§ Exercise requirements: Locate every line below that contains the word "требованиям" and copy it.

§ Given data:
◇ ◇ ◇
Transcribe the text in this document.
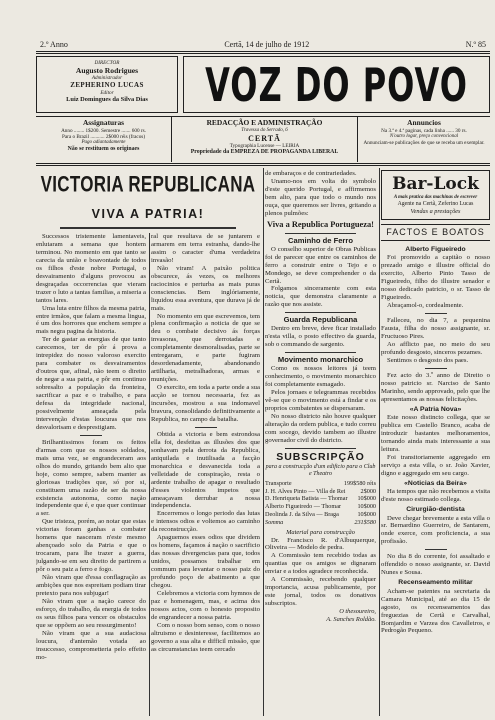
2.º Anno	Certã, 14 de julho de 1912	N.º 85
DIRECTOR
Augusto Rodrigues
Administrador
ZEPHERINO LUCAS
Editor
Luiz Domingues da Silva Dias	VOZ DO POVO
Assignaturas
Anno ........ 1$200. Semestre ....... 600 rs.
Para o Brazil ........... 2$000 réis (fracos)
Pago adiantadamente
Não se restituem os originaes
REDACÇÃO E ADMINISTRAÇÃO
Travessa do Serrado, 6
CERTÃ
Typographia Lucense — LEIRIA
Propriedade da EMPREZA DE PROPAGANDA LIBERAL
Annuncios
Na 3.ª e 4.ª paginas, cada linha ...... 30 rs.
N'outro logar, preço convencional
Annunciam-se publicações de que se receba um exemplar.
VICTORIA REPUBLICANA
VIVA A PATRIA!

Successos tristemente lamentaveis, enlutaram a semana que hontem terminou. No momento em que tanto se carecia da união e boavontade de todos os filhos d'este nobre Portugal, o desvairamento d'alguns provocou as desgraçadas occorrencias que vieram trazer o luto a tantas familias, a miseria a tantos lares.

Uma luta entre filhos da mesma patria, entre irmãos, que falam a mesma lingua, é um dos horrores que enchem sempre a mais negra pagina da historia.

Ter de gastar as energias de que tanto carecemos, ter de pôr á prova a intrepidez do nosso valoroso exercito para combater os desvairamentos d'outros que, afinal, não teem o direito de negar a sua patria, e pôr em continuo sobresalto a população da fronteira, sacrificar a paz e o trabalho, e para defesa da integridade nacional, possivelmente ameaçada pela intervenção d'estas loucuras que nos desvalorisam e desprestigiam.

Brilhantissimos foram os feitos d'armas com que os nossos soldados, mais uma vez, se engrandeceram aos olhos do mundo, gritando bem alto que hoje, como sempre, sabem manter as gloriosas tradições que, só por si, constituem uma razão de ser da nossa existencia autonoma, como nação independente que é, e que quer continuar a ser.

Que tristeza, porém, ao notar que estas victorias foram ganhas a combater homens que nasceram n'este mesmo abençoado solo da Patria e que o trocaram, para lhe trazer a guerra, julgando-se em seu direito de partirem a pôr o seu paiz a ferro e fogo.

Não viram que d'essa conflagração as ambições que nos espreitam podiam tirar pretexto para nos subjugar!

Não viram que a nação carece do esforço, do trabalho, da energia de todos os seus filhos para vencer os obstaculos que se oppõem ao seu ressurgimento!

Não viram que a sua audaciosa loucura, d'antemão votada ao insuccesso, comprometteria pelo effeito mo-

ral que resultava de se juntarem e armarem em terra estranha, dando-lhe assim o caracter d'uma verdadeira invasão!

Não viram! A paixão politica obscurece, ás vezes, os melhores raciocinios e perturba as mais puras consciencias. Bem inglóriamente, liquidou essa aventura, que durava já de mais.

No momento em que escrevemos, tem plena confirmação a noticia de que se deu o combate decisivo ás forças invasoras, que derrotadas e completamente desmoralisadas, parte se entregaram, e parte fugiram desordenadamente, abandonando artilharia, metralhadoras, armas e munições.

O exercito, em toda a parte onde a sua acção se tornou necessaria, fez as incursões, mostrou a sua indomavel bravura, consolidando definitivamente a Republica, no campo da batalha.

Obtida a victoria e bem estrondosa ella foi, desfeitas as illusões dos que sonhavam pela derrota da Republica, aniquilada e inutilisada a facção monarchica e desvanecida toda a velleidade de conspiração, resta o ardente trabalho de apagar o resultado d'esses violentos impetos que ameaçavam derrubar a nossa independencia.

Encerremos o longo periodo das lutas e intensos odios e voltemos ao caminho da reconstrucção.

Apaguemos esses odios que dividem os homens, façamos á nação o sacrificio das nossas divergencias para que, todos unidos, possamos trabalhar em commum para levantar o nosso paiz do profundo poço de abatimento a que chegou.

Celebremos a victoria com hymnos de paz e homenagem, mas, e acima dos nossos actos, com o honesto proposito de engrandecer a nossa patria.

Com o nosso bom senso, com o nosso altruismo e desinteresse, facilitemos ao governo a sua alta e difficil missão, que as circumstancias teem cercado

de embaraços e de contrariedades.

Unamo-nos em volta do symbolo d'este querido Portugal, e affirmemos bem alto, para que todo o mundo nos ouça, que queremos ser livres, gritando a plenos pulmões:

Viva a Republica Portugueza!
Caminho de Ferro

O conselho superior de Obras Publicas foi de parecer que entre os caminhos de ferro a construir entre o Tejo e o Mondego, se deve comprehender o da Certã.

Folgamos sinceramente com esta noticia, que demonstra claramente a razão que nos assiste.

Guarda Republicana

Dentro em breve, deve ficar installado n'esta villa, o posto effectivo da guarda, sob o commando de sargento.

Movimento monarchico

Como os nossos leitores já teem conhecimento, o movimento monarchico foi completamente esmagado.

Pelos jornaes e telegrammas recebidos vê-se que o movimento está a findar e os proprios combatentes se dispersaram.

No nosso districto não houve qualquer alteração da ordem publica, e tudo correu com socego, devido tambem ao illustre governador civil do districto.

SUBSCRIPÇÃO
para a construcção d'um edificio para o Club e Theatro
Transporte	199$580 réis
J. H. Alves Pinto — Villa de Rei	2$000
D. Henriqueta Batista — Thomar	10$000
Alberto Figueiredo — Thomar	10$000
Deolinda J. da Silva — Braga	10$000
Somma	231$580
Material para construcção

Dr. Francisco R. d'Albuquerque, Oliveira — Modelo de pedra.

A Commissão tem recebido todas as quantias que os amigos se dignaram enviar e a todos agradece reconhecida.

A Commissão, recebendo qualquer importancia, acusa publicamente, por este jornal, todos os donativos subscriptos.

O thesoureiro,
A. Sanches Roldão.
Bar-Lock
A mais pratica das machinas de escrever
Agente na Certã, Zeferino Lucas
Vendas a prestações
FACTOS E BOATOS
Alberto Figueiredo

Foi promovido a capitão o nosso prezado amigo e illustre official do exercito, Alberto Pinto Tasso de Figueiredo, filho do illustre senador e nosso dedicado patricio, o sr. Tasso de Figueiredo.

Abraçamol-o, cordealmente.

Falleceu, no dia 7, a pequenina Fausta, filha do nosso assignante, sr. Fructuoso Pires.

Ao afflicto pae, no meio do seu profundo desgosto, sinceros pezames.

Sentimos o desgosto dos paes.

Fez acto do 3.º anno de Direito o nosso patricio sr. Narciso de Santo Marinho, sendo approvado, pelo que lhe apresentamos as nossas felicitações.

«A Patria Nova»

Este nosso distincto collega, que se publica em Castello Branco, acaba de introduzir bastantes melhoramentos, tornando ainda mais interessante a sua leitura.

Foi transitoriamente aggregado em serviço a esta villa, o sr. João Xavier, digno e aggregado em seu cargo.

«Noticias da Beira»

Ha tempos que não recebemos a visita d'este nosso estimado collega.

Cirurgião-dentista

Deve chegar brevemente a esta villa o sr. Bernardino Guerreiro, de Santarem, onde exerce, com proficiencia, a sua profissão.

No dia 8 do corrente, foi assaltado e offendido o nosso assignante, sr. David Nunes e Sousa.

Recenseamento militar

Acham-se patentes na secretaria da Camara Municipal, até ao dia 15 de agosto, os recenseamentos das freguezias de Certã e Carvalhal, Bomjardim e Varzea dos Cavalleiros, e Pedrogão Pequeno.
◇ ◇ ◇
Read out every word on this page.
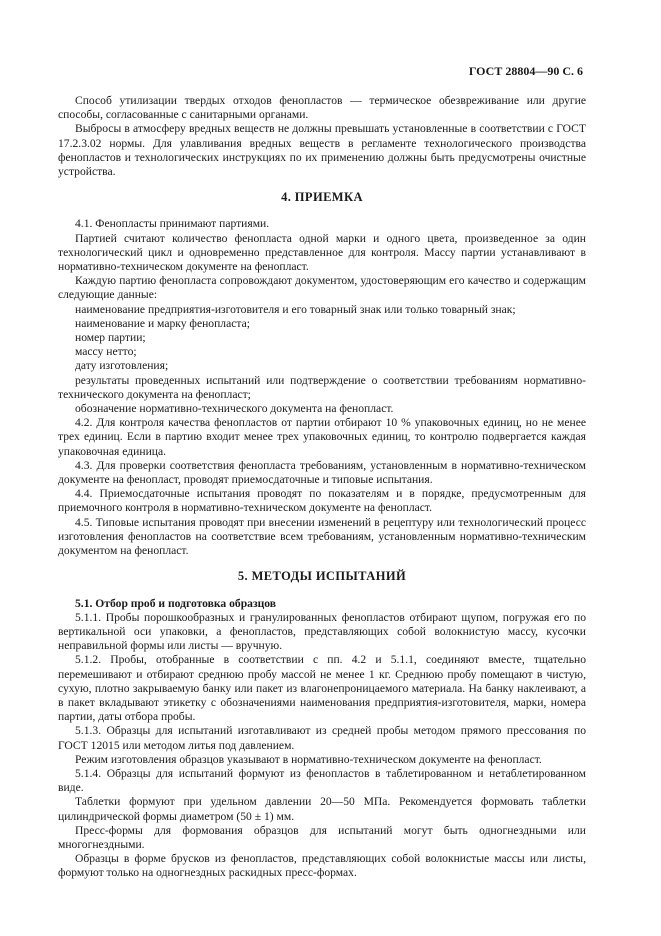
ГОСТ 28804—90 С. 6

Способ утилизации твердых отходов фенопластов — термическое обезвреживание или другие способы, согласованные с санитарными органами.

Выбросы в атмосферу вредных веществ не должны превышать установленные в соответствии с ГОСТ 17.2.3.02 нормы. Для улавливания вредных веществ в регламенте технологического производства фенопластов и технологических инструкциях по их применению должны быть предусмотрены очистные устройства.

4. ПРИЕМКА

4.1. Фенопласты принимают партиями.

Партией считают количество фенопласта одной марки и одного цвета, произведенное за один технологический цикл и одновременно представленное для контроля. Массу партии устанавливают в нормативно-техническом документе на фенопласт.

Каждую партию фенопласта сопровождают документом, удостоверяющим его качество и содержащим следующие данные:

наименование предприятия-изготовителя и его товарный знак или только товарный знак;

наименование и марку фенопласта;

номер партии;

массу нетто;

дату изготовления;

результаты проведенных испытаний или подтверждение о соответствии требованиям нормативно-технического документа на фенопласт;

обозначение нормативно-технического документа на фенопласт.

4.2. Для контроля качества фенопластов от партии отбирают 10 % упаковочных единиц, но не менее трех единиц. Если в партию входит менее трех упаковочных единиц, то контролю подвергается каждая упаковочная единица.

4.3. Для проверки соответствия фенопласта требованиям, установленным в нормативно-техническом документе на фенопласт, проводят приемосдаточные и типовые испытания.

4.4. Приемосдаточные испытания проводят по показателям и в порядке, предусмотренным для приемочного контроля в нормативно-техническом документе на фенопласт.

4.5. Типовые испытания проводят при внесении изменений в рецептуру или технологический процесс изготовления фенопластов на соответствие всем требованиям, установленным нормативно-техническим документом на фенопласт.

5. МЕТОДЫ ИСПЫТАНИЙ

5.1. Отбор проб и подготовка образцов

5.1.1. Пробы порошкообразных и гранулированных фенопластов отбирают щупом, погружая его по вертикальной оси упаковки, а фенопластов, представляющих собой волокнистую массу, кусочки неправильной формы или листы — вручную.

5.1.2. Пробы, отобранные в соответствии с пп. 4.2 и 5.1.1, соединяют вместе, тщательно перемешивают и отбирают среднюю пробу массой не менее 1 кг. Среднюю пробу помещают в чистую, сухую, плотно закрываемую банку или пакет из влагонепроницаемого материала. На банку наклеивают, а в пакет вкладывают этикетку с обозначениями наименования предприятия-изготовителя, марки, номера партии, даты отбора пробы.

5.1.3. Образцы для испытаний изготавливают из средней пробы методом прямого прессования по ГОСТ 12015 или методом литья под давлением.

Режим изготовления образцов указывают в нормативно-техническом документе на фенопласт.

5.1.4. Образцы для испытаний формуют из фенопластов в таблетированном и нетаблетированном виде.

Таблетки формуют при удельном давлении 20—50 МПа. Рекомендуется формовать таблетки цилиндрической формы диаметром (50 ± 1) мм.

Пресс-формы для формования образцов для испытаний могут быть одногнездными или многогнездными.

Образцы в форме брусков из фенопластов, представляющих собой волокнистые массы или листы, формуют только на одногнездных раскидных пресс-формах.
◇ ◇ ◇
§ Task response:
результаты проведенных испытаний или подтверждение о соответствии требованиям нормативно-технического документа на фенопласт;
4.3. Для проверки соответствия фенопласта требованиям, установленным в нормативно-техническом документе на фенопласт, проводят приемосдаточные и типовые испытания.
4.5. Типовые испытания проводят при внесении изменений в рецептуру или технологический процесс изготовления фенопластов на соответствие всем требованиям, установленным нормативно-техническим документом на фенопласт.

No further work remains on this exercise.